» Trecho do texto:
--------

Sejamos vizinhos de Machado
Por:
Fernando Paixão
O leitor tem
em mãos uma seleção de crônicas de Machado de Assis. Isso quer dizer que deve
procurar uma poltrona confortável, num lugar fresco, arejado e sobretudo
tranquilo.
Deve também
deixar correr o livre pensar, escapando às rotas e aos nexos previsíveis;
sobressaem os devaneios do acaso. Da discussão das verbas públicas, o cronista
poderá saltar para o pudor do estômago, e ainda divagar sobre a inconveniência
do ato de jantar, interrompendo o difícil julgamento de réus, no Tribunal do
Júri. Inesperado elo entre justiça e digestão!

--------

» Amostra dos dados:
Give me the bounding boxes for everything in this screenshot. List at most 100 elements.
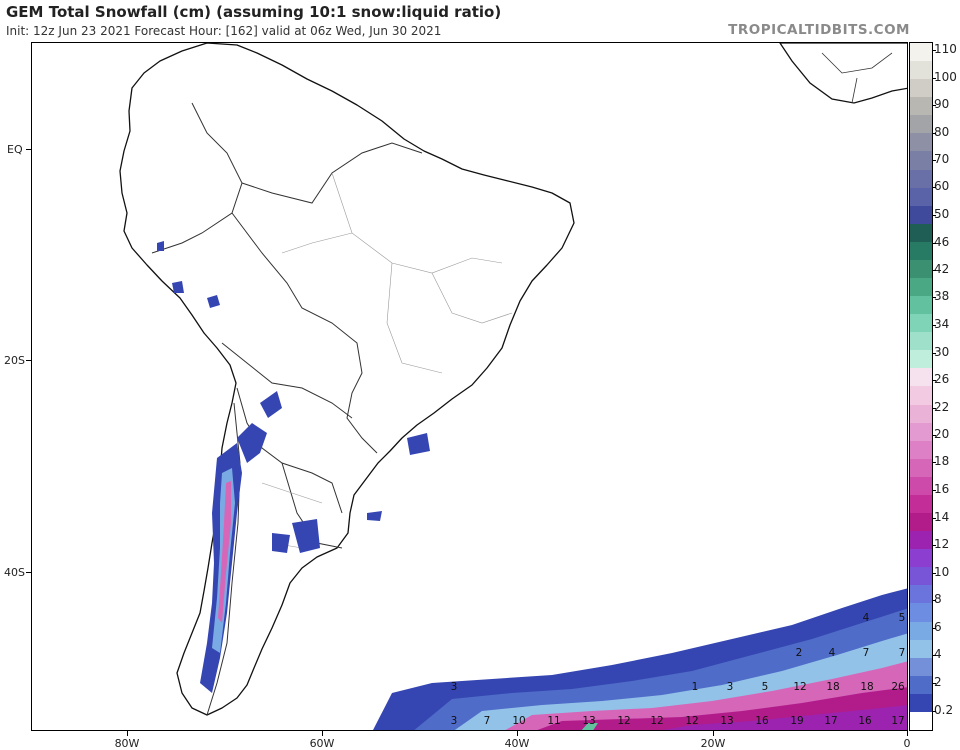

--------

» Exercícios propostos:
• a. Diga se cada afirmação abaixo concorda com o texto sobre as crônicas de Machado de Assis, respondendo sim ou não e citando literalmente as palavras do texto que decidem cada caso. (i) O texto recomenda ler as crônicas num lugar agitado e barulhento. (ii) O cronista pode passar da discussão das verbas públicas para o pudor do estômago. (iii) O texto menciona o julgamento de réus no Tribunal do Júri.
• b. Prossiga o texto sobre as crônicas de Machado de Assis a partir do ponto em que ele termina.

» Respostas:
• a.
(i) Não: “num lugar fresco, arejado e sobretudo tranquilo”.
(ii) Sim: “Da discussão das verbas públicas, o cronista poderá saltar para o pudor do estômago”.
(iii) Sim: “interrompendo o difícil julgamento de réus, no Tribunal do Júri”.

• b.
Cada crônica
de Machado sucede como uma boa conversa. Aliás, é o próprio autor quem, no
primeiro texto desta seleção, define a origem do gênero como um encontro de
vizinhas a escarafunchar as ocorrências do dia. E quem não gosta de um
bate-papo? É até reconhecido como um jeito brasileiro de discutir política ou
futebol, conhecer melhor pessoas e amigos, e até ciscar questões filosóficas,
sem ferir a normalidade dos fatos, tão necessária ao funcionamento da
sociedade.
Mas, esses
textos não seriam Machado, se a ironia não fosse a sua pedra de toque. Num
diálogo de burros, entra em discussão a liberdade das espécies; após a
alforria, o escravo decide ficar com o seu senhor, ganhando, além do mísero
salário, alguns petelecos... Logo se percebe o quanto no dia-a-dia (da
política, dos hábitos, das ideias prontas) as cenas do homem civilizado
compartilham um sabor de comédia e insensatez.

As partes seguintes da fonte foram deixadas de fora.